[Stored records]
+===+

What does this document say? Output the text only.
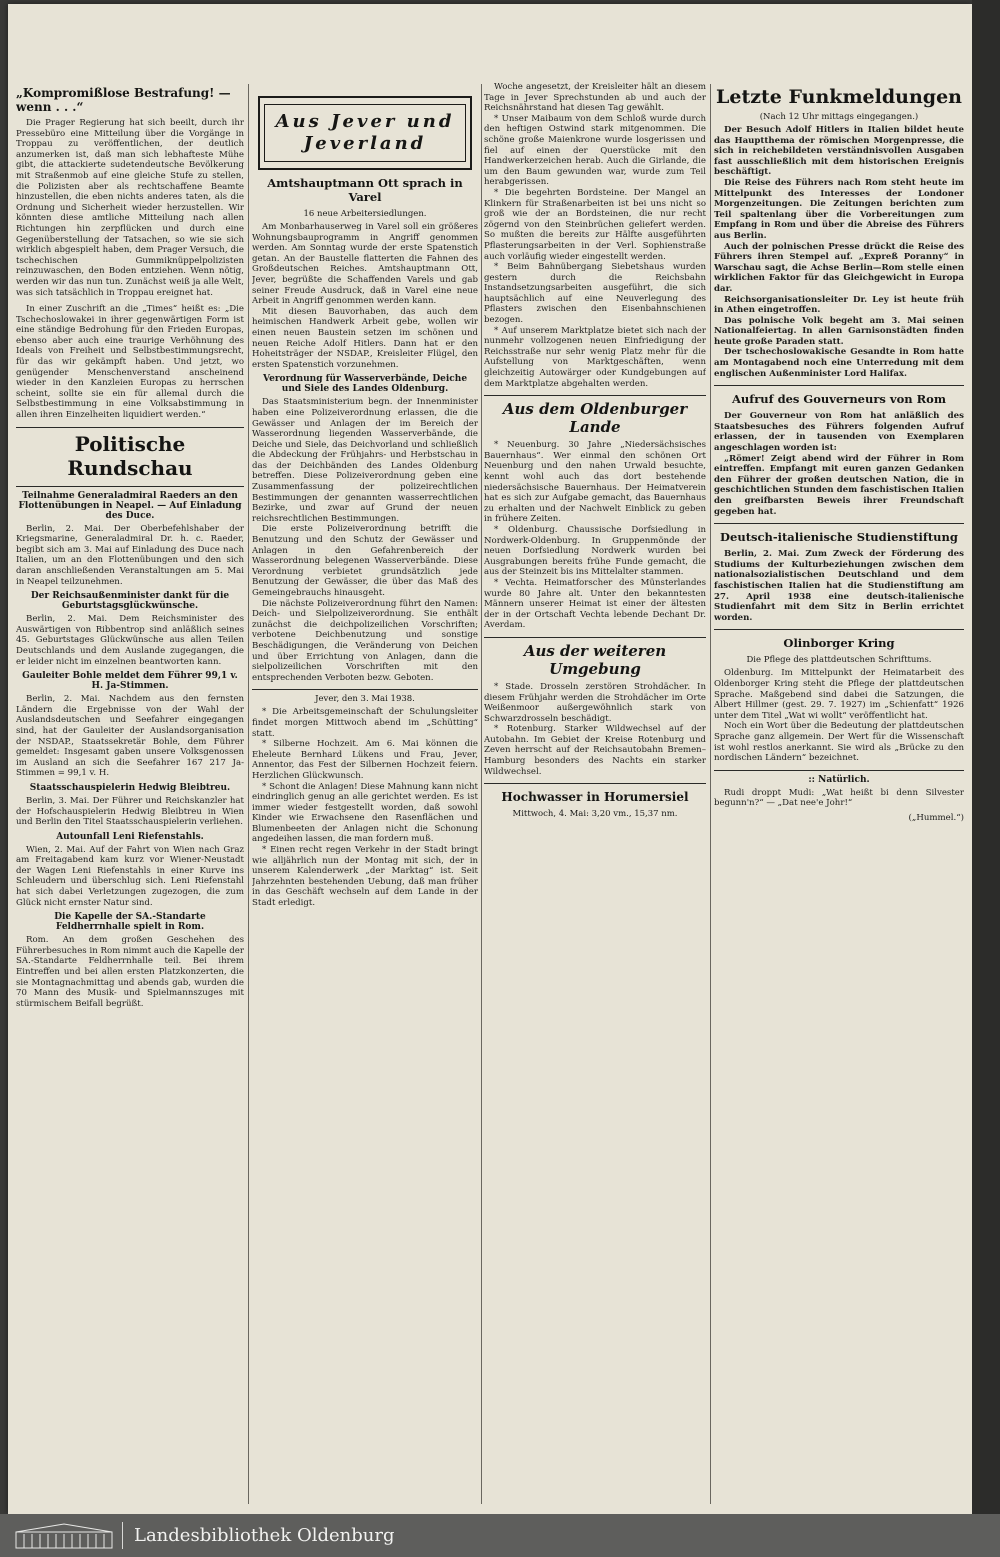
„Kompromißlose Bestrafung! — wenn . . .“

Die Prager Regierung hat sich beeilt, durch ihr Pressebüro eine Mitteilung über die Vorgänge in Troppau zu veröffentlichen, der deutlich anzumerken ist, daß man sich lebhafteste Mühe gibt, die attackierte sudetendeutsche Bevölkerung mit Straßenmob auf eine gleiche Stufe zu stellen, die Polizisten aber als rechtschaffene Beamte hinzustellen, die eben nichts anderes taten, als die Ordnung und Sicherheit wieder herzustellen. Wir könnten diese amtliche Mitteilung nach allen Richtungen hin zerpflücken und durch eine Gegenüberstellung der Tatsachen, so wie sie sich wirklich abgespielt haben, dem Prager Versuch, die tschechischen Gummiknüppelpolizisten reinzuwaschen, den Boden entziehen. Wenn nötig, werden wir das nun tun. Zunächst weiß ja alle Welt, was sich tatsächlich in Troppau ereignet hat.

In einer Zuschrift an die „Times“ heißt es: „Die Tschechoslowakei in ihrer gegenwärtigen Form ist eine ständige Bedrohung für den Frieden Europas, ebenso aber auch eine traurige Verhöhnung des Ideals von Freiheit und Selbstbestimmungsrecht, für das wir gekämpft haben. Und jetzt, wo genügender Menschenverstand anscheinend wieder in den Kanzleien Europas zu herrschen scheint, sollte sie ein für allemal durch die Selbstbestimmung in eine Volksabstimmung in allen ihren Einzelheiten liquidiert werden.“

Politische Rundschau
Teilnahme Generaladmiral Raeders an den Flottenübungen in Neapel. — Auf Einladung des Duce.

Berlin, 2. Mai. Der Oberbefehlshaber der Kriegsmarine, Generaladmiral Dr. h. c. Raeder, begibt sich am 3. Mai auf Einladung des Duce nach Italien, um an den Flottenübungen und den sich daran anschließenden Veranstaltungen am 5. Mai in Neapel teilzunehmen.

Der Reichsaußenminister dankt für die Geburtstagsglückwünsche.

Berlin, 2. Mai. Dem Reichsminister des Auswärtigen von Ribbentrop sind anläßlich seines 45. Geburtstages Glückwünsche aus allen Teilen Deutschlands und dem Auslande zugegangen, die er leider nicht im einzelnen beantworten kann.

Gauleiter Bohle meldet dem Führer 99,1 v. H. Ja-Stimmen.

Berlin, 2. Mai. Nachdem aus den fernsten Ländern die Ergebnisse von der Wahl der Auslandsdeutschen und Seefahrer eingegangen sind, hat der Gauleiter der Auslandsorganisation der NSDAP., Staatssekretär Bohle, dem Führer gemeldet: Insgesamt gaben unsere Volksgenossen im Ausland an sich die Seefahrer 167 217 Ja-Stimmen = 99,1 v. H.

Staatsschauspielerin Hedwig Bleibtreu.

Berlin, 3. Mai. Der Führer und Reichskanzler hat der Hofschauspielerin Hedwig Bleibtreu in Wien und Berlin den Titel Staatsschauspielerin verliehen.

Autounfall Leni Riefenstahls.

Wien, 2. Mai. Auf der Fahrt von Wien nach Graz am Freitagabend kam kurz vor Wiener-Neustadt der Wagen Leni Riefenstahls in einer Kurve ins Schleudern und überschlug sich. Leni Riefenstahl hat sich dabei Verletzungen zugezogen, die zum Glück nicht ernster Natur sind.

Die Kapelle der SA.-Standarte Feldherrnhalle spielt in Rom.

Rom. An dem großen Geschehen des Führerbesuches in Rom nimmt auch die Kapelle der SA.-Standarte Feldherrnhalle teil. Bei ihrem Eintreffen und bei allen ersten Platzkonzerten, die sie Montagnachmittag und abends gab, wurden die 70 Mann des Musik- und Spielmannszuges mit stürmischem Beifall begrüßt.

Aus Jever und Jeverland
Amtshauptmann Ott sprach in Varel
16 neue Arbeitersiedlungen.

Am Monbarhauserweg in Varel soll ein größeres Wohnungsbauprogramm in Angriff genommen werden. Am Sonntag wurde der erste Spatenstich getan. An der Baustelle flatterten die Fahnen des Großdeutschen Reiches. Amtshauptmann Ott, Jever, begrüßte die Schaffenden Varels und gab seiner Freude Ausdruck, daß in Varel eine neue Arbeit in Angriff genommen werden kann.

Mit diesen Bauvorhaben, das auch dem heimischen Handwerk Arbeit gebe, wollen wir einen neuen Baustein setzen im schönen und neuen Reiche Adolf Hitlers. Dann hat er den Hoheitsträger der NSDAP., Kreisleiter Flügel, den ersten Spatenstich vorzunehmen.

Verordnung für Wasserverbände, Deiche und Siele des Landes Oldenburg.

Das Staatsministerium begn. der Innenminister haben eine Polizeiverordnung erlassen, die die Gewässer und Anlagen der im Bereich der Wasserordnung liegenden Wasserverbände, die Deiche und Siele, das Deichvorland und schließlich die Abdeckung der Frühjahrs- und Herbstschau in das der Deichbänden des Landes Oldenburg betreffen. Diese Polizeiverordnung geben eine Zusammenfassung der polizeirechtlichen Bestimmungen der genannten wasserrechtlichen Bezirke, und zwar auf Grund der neuen reichsrechtlichen Bestimmungen.

Die erste Polizeiverordnung betrifft die Benutzung und den Schutz der Gewässer und Anlagen in den Gefahrenbereich der Wasserordnung belegenen Wasserverbände. Diese Verordnung verbietet grundsätzlich jede Benutzung der Gewässer, die über das Maß des Gemeingebrauchs hinausgeht.

Die nächste Polizeiverordnung führt den Namen: Deich- und Sielpolizeiverordnung. Sie enthält zunächst die deichpolizeilichen Vorschriften; verbotene Deichbenutzung und sonstige Beschädigungen, die Veränderung von Deichen und über Errichtung von Anlagen, dann die sielpolizeilichen Vorschriften mit den entsprechenden Verboten bezw. Geboten.

Jever, den 3. Mai 1938.

* Die Arbeitsgemeinschaft der Schulungsleiter findet morgen Mittwoch abend im „Schütting“ statt.

* Silberne Hochzeit. Am 6. Mai können die Eheleute Bernhard Lükens und Frau, Jever, Annentor, das Fest der Silbernen Hochzeit feiern. Herzlichen Glückwunsch.

* Schont die Anlagen! Diese Mahnung kann nicht eindringlich genug an alle gerichtet werden. Es ist immer wieder festgestellt worden, daß sowohl Kinder wie Erwachsene den Rasenflächen und Blumenbeeten der Anlagen nicht die Schonung angedeihen lassen, die man fordern muß.

* Einen recht regen Verkehr in der Stadt bringt wie alljährlich nun der Montag mit sich, der in unserem Kalenderwerk „der Marktag“ ist. Seit Jahrzehnten bestehenden Uebung, daß man früher in das Geschäft wechseln auf dem Lande in der Stadt erledigt.

Woche angesetzt, der Kreisleiter hält an diesem Tage in Jever Sprechstunden ab und auch der Reichsnährstand hat diesen Tag gewählt.

* Unser Maibaum von dem Schloß wurde durch den heftigen Ostwind stark mitgenommen. Die schöne große Maienkrone wurde losgerissen und fiel auf einen der Querstücke mit den Handwerkerzeichen herab. Auch die Girlande, die um den Baum gewunden war, wurde zum Teil herabgerissen.

* Die begehrten Bordsteine. Der Mangel an Klinkern für Straßenarbeiten ist bei uns nicht so groß wie der an Bordsteinen, die nur recht zögernd von den Steinbrüchen geliefert werden. So mußten die bereits zur Hälfte ausgeführten Pflasterungsarbeiten in der Verl. Sophienstraße auch vorläufig wieder eingestellt werden.

* Beim Bahnübergang Siebetshaus wurden gestern durch die Reichsbahn Instandsetzungsarbeiten ausgeführt, die sich hauptsächlich auf eine Neuverlegung des Pflasters zwischen den Eisenbahnschienen bezogen.

* Auf unserem Marktplatze bietet sich nach der nunmehr vollzogenen neuen Einfriedigung der Reichsstraße nur sehr wenig Platz mehr für die Aufstellung von Marktgeschäften, wenn gleichzeitig Autowärger oder Kundgebungen auf dem Marktplatze abgehalten werden.

Aus dem Oldenburger Lande

* Neuenburg. 30 Jahre „Niedersächsisches Bauernhaus“. Wer einmal den schönen Ort Neuenburg und den nahen Urwald besuchte, kennt wohl auch das dort bestehende niedersächsische Bauernhaus. Der Heimatverein hat es sich zur Aufgabe gemacht, das Bauernhaus zu erhalten und der Nachwelt Einblick zu geben in frühere Zeiten.

* Oldenburg. Chaussische Dorfsiedlung in Nordwerk-Oldenburg. In Gruppenmönde der neuen Dorfsiedlung Nordwerk wurden bei Ausgrabungen bereits frühe Funde gemacht, die aus der Steinzeit bis ins Mittelalter stammen.

* Vechta. Heimatforscher des Münsterlandes wurde 80 Jahre alt. Unter den bekanntesten Männern unserer Heimat ist einer der ältesten der in der Ortschaft Vechta lebende Dechant Dr. Averdam.

Aus der weiteren Umgebung

* Stade. Drosseln zerstören Strohdächer. In diesem Frühjahr werden die Strohdächer im Orte Weißenmoor außergewöhnlich stark von Schwarzdrosseln beschädigt.

* Rotenburg. Starker Wildwechsel auf der Autobahn. Im Gebiet der Kreise Rotenburg und Zeven herrscht auf der Reichsautobahn Bremen–Hamburg besonders des Nachts ein starker Wildwechsel.

Hochwasser in Horumersiel
Mittwoch, 4. Mai: 3,20 vm., 15,37 nm.
Letzte Funkmeldungen
(Nach 12 Uhr mittags eingegangen.)

Der Besuch Adolf Hitlers in Italien bildet heute das Hauptthema der römischen Morgenpresse, die sich in reichebildeten verständnisvollen Ausgaben fast ausschließlich mit dem historischen Ereignis beschäftigt.

Die Reise des Führers nach Rom steht heute im Mittelpunkt des Interesses der Londoner Morgenzeitungen. Die Zeitungen berichten zum Teil spaltenlang über die Vorbereitungen zum Empfang in Rom und über die Abreise des Führers aus Berlin.

Auch der polnischen Presse drückt die Reise des Führers ihren Stempel auf. „Expreß Poranny“ in Warschau sagt, die Achse Berlin—Rom stelle einen wirklichen Faktor für das Gleichgewicht in Europa dar.

Reichsorganisationsleiter Dr. Ley ist heute früh in Athen eingetroffen.

Das polnische Volk begeht am 3. Mai seinen Nationalfeiertag. In allen Garnisonstädten finden heute große Paraden statt.

Der tschechoslowakische Gesandte in Rom hatte am Montagabend noch eine Unterredung mit dem englischen Außenminister Lord Halifax.

Aufruf des Gouverneurs von Rom

Der Gouverneur von Rom hat anläßlich des Staatsbesuches des Führers folgenden Aufruf erlassen, der in tausenden von Exemplaren angeschlagen worden ist:

„Römer! Zeigt abend wird der Führer in Rom eintreffen. Empfangt mit euren ganzen Gedanken den Führer der großen deutschen Nation, die in geschichtlichen Stunden dem faschistischen Italien den greifbarsten Beweis ihrer Freundschaft gegeben hat.

Deutsch-italienische Studienstiftung

Berlin, 2. Mai. Zum Zweck der Förderung des Studiums der Kulturbeziehungen zwischen dem nationalsozialistischen Deutschland und dem faschistischen Italien hat die Studienstiftung am 27. April 1938 eine deutsch-italienische Studienfahrt mit dem Sitz in Berlin errichtet worden.

Olinborger Kring
Die Pflege des plattdeutschen Schrifttums.

Oldenburg. Im Mittelpunkt der Heimatarbeit des Oldenborger Kring steht die Pflege der plattdeutschen Sprache. Maßgebend sind dabei die Satzungen, die Albert Hillmer (gest. 29. 7. 1927) im „Schienfatt“ 1926 unter dem Titel „Wat wi wollt“ veröffentlicht hat.

Noch ein Wort über die Bedeutung der plattdeutschen Sprache ganz allgemein. Der Wert für die Wissenschaft ist wohl restlos anerkannt. Sie wird als „Brücke zu den nordischen Ländern“ bezeichnet.

:: Natürlich.

Rudi droppt Mudi: „Wat heißt bi denn Silvester begunn'n?“ — „Dat nee'e Johr!“

(„Hummel.“)
Landesbibliothek Oldenburg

+===+

From the data above, gather every line that includes the word "Gauleiter".

Gauleiter Bohle meldet dem Führer 99,1 v. H. Ja-Stimmen.
Berlin, 2. Mai. Nachdem aus den fernsten Ländern die Ergebnisse von der Wahl der Auslandsdeutschen und Seefahrer eingegangen sind, hat der Gauleiter der Auslandsorganisation der NSDAP., Staatssekretär Bohle, dem Führer gemeldet: Insgesamt gaben unsere Volksgenossen im Ausland an sich die Seefahrer 167 217 Ja-Stimmen = 99,1 v. H.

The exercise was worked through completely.